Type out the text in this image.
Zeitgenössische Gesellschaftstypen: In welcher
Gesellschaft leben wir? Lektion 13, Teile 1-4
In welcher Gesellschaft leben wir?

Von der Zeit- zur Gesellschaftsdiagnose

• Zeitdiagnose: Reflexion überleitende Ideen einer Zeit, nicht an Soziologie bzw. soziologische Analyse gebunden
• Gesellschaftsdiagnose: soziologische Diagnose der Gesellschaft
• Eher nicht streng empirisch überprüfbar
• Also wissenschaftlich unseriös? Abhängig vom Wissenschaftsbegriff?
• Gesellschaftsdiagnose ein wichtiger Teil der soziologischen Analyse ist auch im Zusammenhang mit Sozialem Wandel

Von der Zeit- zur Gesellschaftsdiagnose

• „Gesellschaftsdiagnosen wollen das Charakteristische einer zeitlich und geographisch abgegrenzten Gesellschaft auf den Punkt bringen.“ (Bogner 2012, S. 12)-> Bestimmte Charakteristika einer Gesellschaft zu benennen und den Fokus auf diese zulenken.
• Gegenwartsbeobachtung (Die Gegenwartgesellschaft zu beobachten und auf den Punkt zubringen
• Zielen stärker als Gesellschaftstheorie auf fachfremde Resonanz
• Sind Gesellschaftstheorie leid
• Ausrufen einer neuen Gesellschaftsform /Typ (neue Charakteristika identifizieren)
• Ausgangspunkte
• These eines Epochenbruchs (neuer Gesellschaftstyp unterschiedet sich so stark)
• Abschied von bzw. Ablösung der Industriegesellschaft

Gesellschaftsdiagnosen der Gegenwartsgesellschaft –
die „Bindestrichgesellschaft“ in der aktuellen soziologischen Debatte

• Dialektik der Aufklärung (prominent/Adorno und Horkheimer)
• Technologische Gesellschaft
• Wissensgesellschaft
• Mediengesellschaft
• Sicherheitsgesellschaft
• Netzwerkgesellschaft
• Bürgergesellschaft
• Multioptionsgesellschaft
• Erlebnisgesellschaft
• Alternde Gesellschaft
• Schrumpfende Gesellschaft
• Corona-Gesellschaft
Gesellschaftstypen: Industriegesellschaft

**Problem requirements:**
Give the listing above again, word for word.

**Response to this task:**
Type out the text in this image.
Zeitgenössische Gesellschaftstypen: In welcher
Gesellschaft leben wir? Lektion 13, Teile 1-4
In welcher Gesellschaft leben wir?

Von der Zeit- zur Gesellschaftsdiagnose

• Zeitdiagnose: Reflexion überleitende Ideen einer Zeit, nicht an Soziologie bzw. soziologische Analyse gebunden
• Gesellschaftsdiagnose: soziologische Diagnose der Gesellschaft
• Eher nicht streng empirisch überprüfbar
• Also wissenschaftlich unseriös? Abhängig vom Wissenschaftsbegriff?
• Gesellschaftsdiagnose ein wichtiger Teil der soziologischen Analyse ist auch im Zusammenhang mit Sozialem Wandel

Von der Zeit- zur Gesellschaftsdiagnose

• „Gesellschaftsdiagnosen wollen das Charakteristische einer zeitlich und geographisch abgegrenzten Gesellschaft auf den Punkt bringen.“ (Bogner 2012, S. 12)-> Bestimmte Charakteristika einer Gesellschaft zu benennen und den Fokus auf diese zulenken.
• Gegenwartsbeobachtung (Die Gegenwartgesellschaft zu beobachten und auf den Punkt zubringen
• Zielen stärker als Gesellschaftstheorie auf fachfremde Resonanz
• Sind Gesellschaftstheorie leid
• Ausrufen einer neuen Gesellschaftsform /Typ (neue Charakteristika identifizieren)
• Ausgangspunkte
• These eines Epochenbruchs (neuer Gesellschaftstyp unterschiedet sich so stark)
• Abschied von bzw. Ablösung der Industriegesellschaft

Gesellschaftsdiagnosen der Gegenwartsgesellschaft –
die „Bindestrichgesellschaft“ in der aktuellen soziologischen Debatte

• Dialektik der Aufklärung (prominent/Adorno und Horkheimer)
• Technologische Gesellschaft
• Wissensgesellschaft
• Mediengesellschaft
• Sicherheitsgesellschaft
• Netzwerkgesellschaft
• Bürgergesellschaft
• Multioptionsgesellschaft
• Erlebnisgesellschaft
• Alternde Gesellschaft
• Schrumpfende Gesellschaft
• Corona-Gesellschaft
Gesellschaftstypen: Industriegesellschaft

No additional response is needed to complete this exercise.